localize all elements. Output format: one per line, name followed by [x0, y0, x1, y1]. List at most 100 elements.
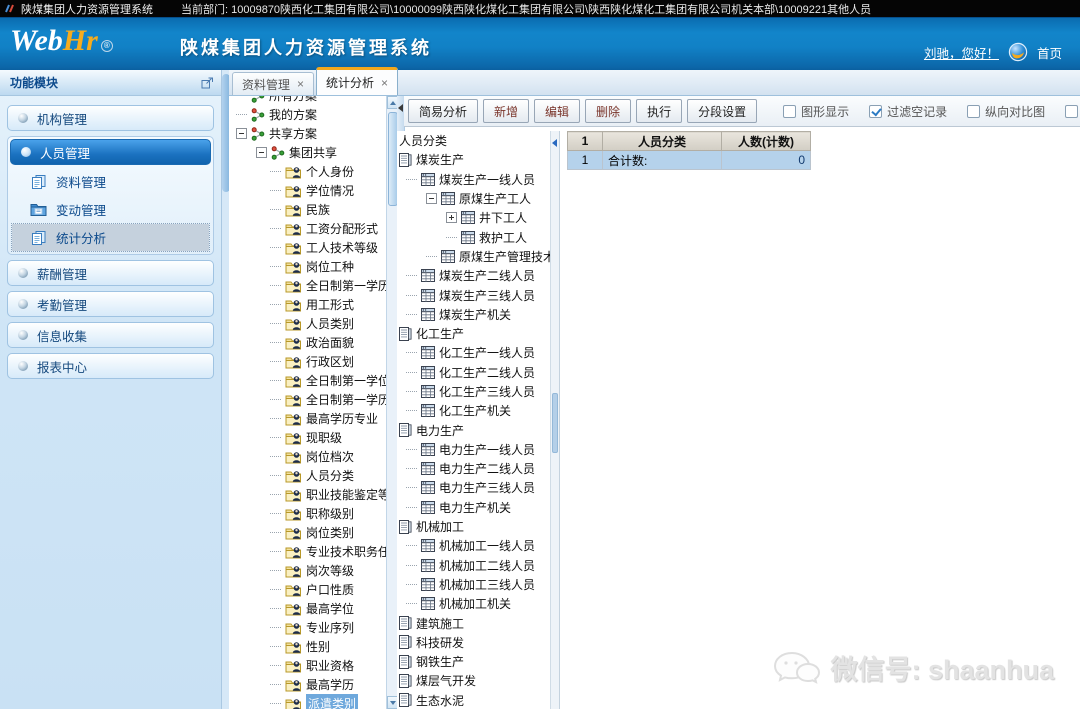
category-tree-scrollbar[interactable] — [550, 131, 560, 709]
checkbox-过滤空记录[interactable]: 过滤空记录 — [869, 103, 947, 120]
tree-node-化工生产[interactable]: 化工生产 — [397, 324, 550, 343]
tree-node-职业资格[interactable]: 职业资格 — [229, 656, 386, 675]
tree-node-钢铁生产[interactable]: 钢铁生产 — [397, 652, 550, 671]
tree-node-职称级别[interactable]: 职称级别 — [229, 504, 386, 523]
tree-node-派遣类别[interactable]: 派遣类别 — [229, 694, 386, 709]
toolbar-button-分段设置[interactable]: 分段设置 — [687, 99, 757, 123]
tree-node-专业技术职务任职资格[interactable]: 专业技术职务任职资格 — [229, 542, 386, 561]
tree-node-机械加工机关[interactable]: 机械加工机关 — [397, 594, 550, 613]
checkbox-部门作为统计条件[interactable]: 部门作为统计条件 — [1065, 103, 1080, 120]
tree-node-集团共享[interactable]: 集团共享 — [229, 143, 386, 162]
tree-node-机械加工二线人员[interactable]: 机械加工二线人员 — [397, 556, 550, 575]
tree-node-岗位档次[interactable]: 岗位档次 — [229, 447, 386, 466]
tab-close-icon[interactable]: × — [381, 78, 388, 88]
tree-node-全日制第一学历专业[interactable]: 全日制第一学历专业 — [229, 276, 386, 295]
sidebar-subitem-资料管理[interactable]: 资料管理 — [12, 168, 209, 195]
checkbox-unchecked-icon[interactable] — [1065, 105, 1078, 118]
toolbar-button-执行[interactable]: 执行 — [636, 99, 682, 123]
checkbox-unchecked-icon[interactable] — [967, 105, 980, 118]
tree-node-建筑施工[interactable]: 建筑施工 — [397, 613, 550, 632]
home-link[interactable]: 首页 — [1037, 43, 1062, 62]
sidebar-item-机构管理[interactable]: 机构管理 — [7, 105, 214, 131]
checkbox-checked-icon[interactable] — [869, 105, 882, 118]
toolbar-button-新增[interactable]: 新增 — [483, 99, 529, 123]
sidebar-item-报表中心[interactable]: 报表中心 — [7, 353, 214, 379]
tree-node-原煤生产工人[interactable]: 原煤生产工人 — [397, 189, 550, 208]
collapse-panel-icon[interactable] — [398, 104, 403, 112]
tree-node-煤层气开发[interactable]: 煤层气开发 — [397, 671, 550, 690]
checkbox-纵向对比图[interactable]: 纵向对比图 — [967, 103, 1045, 120]
tree-node-电力生产一线人员[interactable]: 电力生产一线人员 — [397, 440, 550, 459]
user-greeting-link[interactable]: 刘驰，您好！ — [924, 43, 999, 62]
tab-close-icon[interactable]: × — [297, 79, 304, 89]
tree-node-全日制第一学历[interactable]: 全日制第一学历 — [229, 390, 386, 409]
tree-node-原煤生产管理技术人员[interactable]: 原煤生产管理技术人员 — [397, 247, 550, 266]
tree-node-煤炭生产二线人员[interactable]: 煤炭生产二线人员 — [397, 266, 550, 285]
sidebar-subitem-统计分析[interactable]: 统计分析 — [12, 224, 209, 251]
tree-node-全日制第一学位[interactable]: 全日制第一学位 — [229, 371, 386, 390]
sidebar-item-信息收集[interactable]: 信息收集 — [7, 322, 214, 348]
tree-node-井下工人[interactable]: 井下工人 — [397, 208, 550, 227]
tree-node-煤炭生产一线人员[interactable]: 煤炭生产一线人员 — [397, 170, 550, 189]
tree-node-最高学位[interactable]: 最高学位 — [229, 599, 386, 618]
tree-node-共享方案[interactable]: 共享方案 — [229, 124, 386, 143]
tree-node-岗位类别[interactable]: 岗位类别 — [229, 523, 386, 542]
tree-node-煤炭生产[interactable]: 煤炭生产 — [397, 150, 550, 169]
checkbox-unchecked-icon[interactable] — [783, 105, 796, 118]
sidebar-subitem-变动管理[interactable]: 变动管理 — [12, 196, 209, 223]
tree-node-科技研发[interactable]: 科技研发 — [397, 633, 550, 652]
tree-node-救护工人[interactable]: 救护工人 — [397, 227, 550, 246]
tree-node-机械加工三线人员[interactable]: 机械加工三线人员 — [397, 575, 550, 594]
tree-node-人员类别[interactable]: 人员类别 — [229, 314, 386, 333]
tree-node-电力生产二线人员[interactable]: 电力生产二线人员 — [397, 459, 550, 478]
tree-node-机械加工一线人员[interactable]: 机械加工一线人员 — [397, 536, 550, 555]
tree-node-生态水泥[interactable]: 生态水泥 — [397, 691, 550, 709]
sidebar-item-人员管理[interactable]: 人员管理 — [10, 139, 211, 165]
tree-node-化工生产一线人员[interactable]: 化工生产一线人员 — [397, 343, 550, 362]
tree-node-最高学历专业[interactable]: 最高学历专业 — [229, 409, 386, 428]
tree-node-性别[interactable]: 性别 — [229, 637, 386, 656]
tree-node-职业技能鉴定等级[interactable]: 职业技能鉴定等级 — [229, 485, 386, 504]
tree-node-电力生产机关[interactable]: 电力生产机关 — [397, 498, 550, 517]
toolbar-button-简易分析[interactable]: 简易分析 — [408, 99, 478, 123]
tree-node-岗次等级[interactable]: 岗次等级 — [229, 561, 386, 580]
popout-icon[interactable] — [201, 77, 213, 89]
tree-node-户口性质[interactable]: 户口性质 — [229, 580, 386, 599]
tree-node-化工生产二线人员[interactable]: 化工生产二线人员 — [397, 363, 550, 382]
tree-node-专业序列[interactable]: 专业序列 — [229, 618, 386, 637]
tree-node-工资分配形式[interactable]: 工资分配形式 — [229, 219, 386, 238]
expander-plus-icon[interactable] — [446, 212, 457, 223]
expander-minus-icon[interactable] — [236, 128, 247, 139]
tree-node-岗位工种[interactable]: 岗位工种 — [229, 257, 386, 276]
tree-node-所有方案[interactable]: 所有方案 — [229, 96, 386, 105]
tree-root-人员分类[interactable]: 人员分类 — [397, 131, 550, 150]
tree-node-机械加工[interactable]: 机械加工 — [397, 517, 550, 536]
tree-node-工人技术等级[interactable]: 工人技术等级 — [229, 238, 386, 257]
tree-node-学位情况[interactable]: 学位情况 — [229, 181, 386, 200]
tree-node-化工生产三线人员[interactable]: 化工生产三线人员 — [397, 382, 550, 401]
tree-node-民族[interactable]: 民族 — [229, 200, 386, 219]
expander-minus-icon[interactable] — [426, 193, 437, 204]
tree-node-最高学历[interactable]: 最高学历 — [229, 675, 386, 694]
tree-node-个人身份[interactable]: 个人身份 — [229, 162, 386, 181]
tree-node-人员分类[interactable]: 人员分类 — [229, 466, 386, 485]
tree-node-化工生产机关[interactable]: 化工生产机关 — [397, 401, 550, 420]
checkbox-图形显示[interactable]: 图形显示 — [783, 103, 849, 120]
tree-node-用工形式[interactable]: 用工形式 — [229, 295, 386, 314]
tree-node-行政区划[interactable]: 行政区划 — [229, 352, 386, 371]
tab-统计分析[interactable]: 统计分析× — [316, 67, 398, 95]
tree-node-政治面貌[interactable]: 政治面貌 — [229, 333, 386, 352]
tree-node-煤炭生产三线人员[interactable]: 煤炭生产三线人员 — [397, 285, 550, 304]
result-row[interactable]: 1合计数:0 — [568, 151, 811, 170]
sidebar-item-考勤管理[interactable]: 考勤管理 — [7, 291, 214, 317]
tree-node-现职级[interactable]: 现职级 — [229, 428, 386, 447]
category-tree-scrollbar-thumb[interactable] — [552, 393, 558, 453]
sidebar-item-薪酬管理[interactable]: 薪酬管理 — [7, 260, 214, 286]
tab-资料管理[interactable]: 资料管理× — [232, 72, 314, 95]
toolbar-button-编辑[interactable]: 编辑 — [534, 99, 580, 123]
expander-minus-icon[interactable] — [256, 147, 267, 158]
tree-node-煤炭生产机关[interactable]: 煤炭生产机关 — [397, 305, 550, 324]
tree-node-电力生产[interactable]: 电力生产 — [397, 420, 550, 439]
toolbar-button-删除[interactable]: 删除 — [585, 99, 631, 123]
tree-node-电力生产三线人员[interactable]: 电力生产三线人员 — [397, 478, 550, 497]
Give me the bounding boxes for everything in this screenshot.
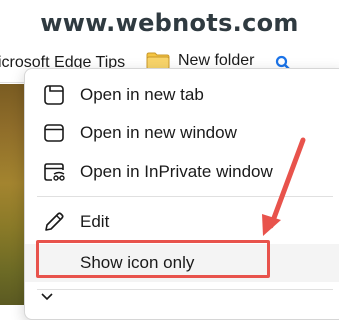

= Problem requirements =
Convert the lines of the records from the line with "category-tree-scrollbar[interactable] — [550, 131, 560, 709]" to the line with "tree-node-派遣类别[interactable]: 派遣类别 —" into a Markdown table with the columns "Row" and "Entry", numbering each row and leaving out any blank lines.

= Response to this task =
| Row | Entry |
|---|---|
| 1 | category-tree-scrollbar[interactable] — [550, 131, 560, 709] |
| 2 | checkbox-过滤空记录[interactable]: 过滤空记录 — [869, 103, 947, 120] |
| 3 | tree-node-化工生产[interactable]: 化工生产 — [397, 324, 550, 343] |
| 4 | tree-node-职业资格[interactable]: 职业资格 — [229, 656, 386, 675] |
| 5 | tree-node-钢铁生产[interactable]: 钢铁生产 — [397, 652, 550, 671] |
| 6 | tree-node-职称级别[interactable]: 职称级别 — [229, 504, 386, 523] |
| 7 | tree-node-派遣类别[interactable]: 派遣类别 — [229, 694, 386, 709] |